* BEGIN *

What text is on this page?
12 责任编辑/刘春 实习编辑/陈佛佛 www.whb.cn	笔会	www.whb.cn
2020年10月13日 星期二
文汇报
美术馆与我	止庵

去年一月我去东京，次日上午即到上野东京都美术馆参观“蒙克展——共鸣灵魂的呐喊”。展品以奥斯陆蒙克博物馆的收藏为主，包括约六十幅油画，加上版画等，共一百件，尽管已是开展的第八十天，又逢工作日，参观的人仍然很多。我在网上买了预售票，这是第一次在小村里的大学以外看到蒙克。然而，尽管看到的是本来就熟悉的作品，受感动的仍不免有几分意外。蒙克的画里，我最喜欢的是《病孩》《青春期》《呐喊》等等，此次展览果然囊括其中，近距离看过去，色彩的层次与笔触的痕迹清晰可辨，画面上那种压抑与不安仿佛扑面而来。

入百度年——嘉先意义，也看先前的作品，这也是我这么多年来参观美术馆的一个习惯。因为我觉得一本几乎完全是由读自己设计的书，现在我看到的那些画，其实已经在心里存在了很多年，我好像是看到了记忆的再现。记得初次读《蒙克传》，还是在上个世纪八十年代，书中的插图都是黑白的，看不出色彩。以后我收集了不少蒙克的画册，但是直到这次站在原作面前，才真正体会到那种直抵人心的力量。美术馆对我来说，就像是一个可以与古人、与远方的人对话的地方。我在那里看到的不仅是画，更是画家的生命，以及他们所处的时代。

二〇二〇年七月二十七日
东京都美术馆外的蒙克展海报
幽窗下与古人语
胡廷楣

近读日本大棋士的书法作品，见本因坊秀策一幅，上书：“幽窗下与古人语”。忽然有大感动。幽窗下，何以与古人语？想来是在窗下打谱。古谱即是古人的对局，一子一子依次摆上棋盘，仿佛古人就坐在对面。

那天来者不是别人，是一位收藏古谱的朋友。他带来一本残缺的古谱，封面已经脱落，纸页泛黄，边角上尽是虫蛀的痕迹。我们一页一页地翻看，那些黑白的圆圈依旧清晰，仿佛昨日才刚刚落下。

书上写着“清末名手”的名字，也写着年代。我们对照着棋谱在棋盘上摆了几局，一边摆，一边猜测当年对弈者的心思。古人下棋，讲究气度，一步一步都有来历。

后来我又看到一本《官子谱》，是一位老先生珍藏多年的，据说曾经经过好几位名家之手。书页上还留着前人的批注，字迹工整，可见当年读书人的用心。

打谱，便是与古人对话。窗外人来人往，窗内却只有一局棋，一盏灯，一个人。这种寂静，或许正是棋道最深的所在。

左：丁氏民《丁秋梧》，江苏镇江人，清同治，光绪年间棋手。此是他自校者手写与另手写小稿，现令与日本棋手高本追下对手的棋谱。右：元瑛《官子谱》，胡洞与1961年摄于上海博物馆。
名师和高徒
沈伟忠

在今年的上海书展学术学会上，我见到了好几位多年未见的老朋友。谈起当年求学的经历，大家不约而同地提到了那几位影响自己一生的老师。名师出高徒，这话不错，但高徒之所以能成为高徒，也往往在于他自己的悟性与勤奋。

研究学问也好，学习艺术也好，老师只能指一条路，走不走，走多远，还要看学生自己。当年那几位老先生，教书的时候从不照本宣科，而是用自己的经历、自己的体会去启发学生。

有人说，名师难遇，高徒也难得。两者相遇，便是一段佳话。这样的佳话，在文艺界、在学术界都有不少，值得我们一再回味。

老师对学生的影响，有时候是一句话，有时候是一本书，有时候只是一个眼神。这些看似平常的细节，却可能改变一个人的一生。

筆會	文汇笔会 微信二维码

* END *

■ Your goal ■
Extract all the material, leaving every line as it is.

■ Correct output ■
What text is on this page?
12 责任编辑/刘春 实习编辑/陈佛佛 www.whb.cn	笔会	www.whb.cn
2020年10月13日 星期二
文汇报
美术馆与我	止庵

去年一月我去东京，次日上午即到上野东京都美术馆参观“蒙克展——共鸣灵魂的呐喊”。展品以奥斯陆蒙克博物馆的收藏为主，包括约六十幅油画，加上版画等，共一百件，尽管已是开展的第八十天，又逢工作日，参观的人仍然很多。我在网上买了预售票，这是第一次在小村里的大学以外看到蒙克。然而，尽管看到的是本来就熟悉的作品，受感动的仍不免有几分意外。蒙克的画里，我最喜欢的是《病孩》《青春期》《呐喊》等等，此次展览果然囊括其中，近距离看过去，色彩的层次与笔触的痕迹清晰可辨，画面上那种压抑与不安仿佛扑面而来。

入百度年——嘉先意义，也看先前的作品，这也是我这么多年来参观美术馆的一个习惯。因为我觉得一本几乎完全是由读自己设计的书，现在我看到的那些画，其实已经在心里存在了很多年，我好像是看到了记忆的再现。记得初次读《蒙克传》，还是在上个世纪八十年代，书中的插图都是黑白的，看不出色彩。以后我收集了不少蒙克的画册，但是直到这次站在原作面前，才真正体会到那种直抵人心的力量。美术馆对我来说，就像是一个可以与古人、与远方的人对话的地方。我在那里看到的不仅是画，更是画家的生命，以及他们所处的时代。

二〇二〇年七月二十七日
东京都美术馆外的蒙克展海报
幽窗下与古人语
胡廷楣

近读日本大棋士的书法作品，见本因坊秀策一幅，上书：“幽窗下与古人语”。忽然有大感动。幽窗下，何以与古人语？想来是在窗下打谱。古谱即是古人的对局，一子一子依次摆上棋盘，仿佛古人就坐在对面。

那天来者不是别人，是一位收藏古谱的朋友。他带来一本残缺的古谱，封面已经脱落，纸页泛黄，边角上尽是虫蛀的痕迹。我们一页一页地翻看，那些黑白的圆圈依旧清晰，仿佛昨日才刚刚落下。

书上写着“清末名手”的名字，也写着年代。我们对照着棋谱在棋盘上摆了几局，一边摆，一边猜测当年对弈者的心思。古人下棋，讲究气度，一步一步都有来历。

后来我又看到一本《官子谱》，是一位老先生珍藏多年的，据说曾经经过好几位名家之手。书页上还留着前人的批注，字迹工整，可见当年读书人的用心。

打谱，便是与古人对话。窗外人来人往，窗内却只有一局棋，一盏灯，一个人。这种寂静，或许正是棋道最深的所在。

左：丁氏民《丁秋梧》，江苏镇江人，清同治，光绪年间棋手。此是他自校者手写与另手写小稿，现令与日本棋手高本追下对手的棋谱。右：元瑛《官子谱》，胡洞与1961年摄于上海博物馆。
名师和高徒
沈伟忠

在今年的上海书展学术学会上，我见到了好几位多年未见的老朋友。谈起当年求学的经历，大家不约而同地提到了那几位影响自己一生的老师。名师出高徒，这话不错，但高徒之所以能成为高徒，也往往在于他自己的悟性与勤奋。

研究学问也好，学习艺术也好，老师只能指一条路，走不走，走多远，还要看学生自己。当年那几位老先生，教书的时候从不照本宣科，而是用自己的经历、自己的体会去启发学生。

有人说，名师难遇，高徒也难得。两者相遇，便是一段佳话。这样的佳话，在文艺界、在学术界都有不少，值得我们一再回味。

老师对学生的影响，有时候是一句话，有时候是一本书，有时候只是一个眼神。这些看似平常的细节，却可能改变一个人的一生。

筆會	文汇笔会 微信二维码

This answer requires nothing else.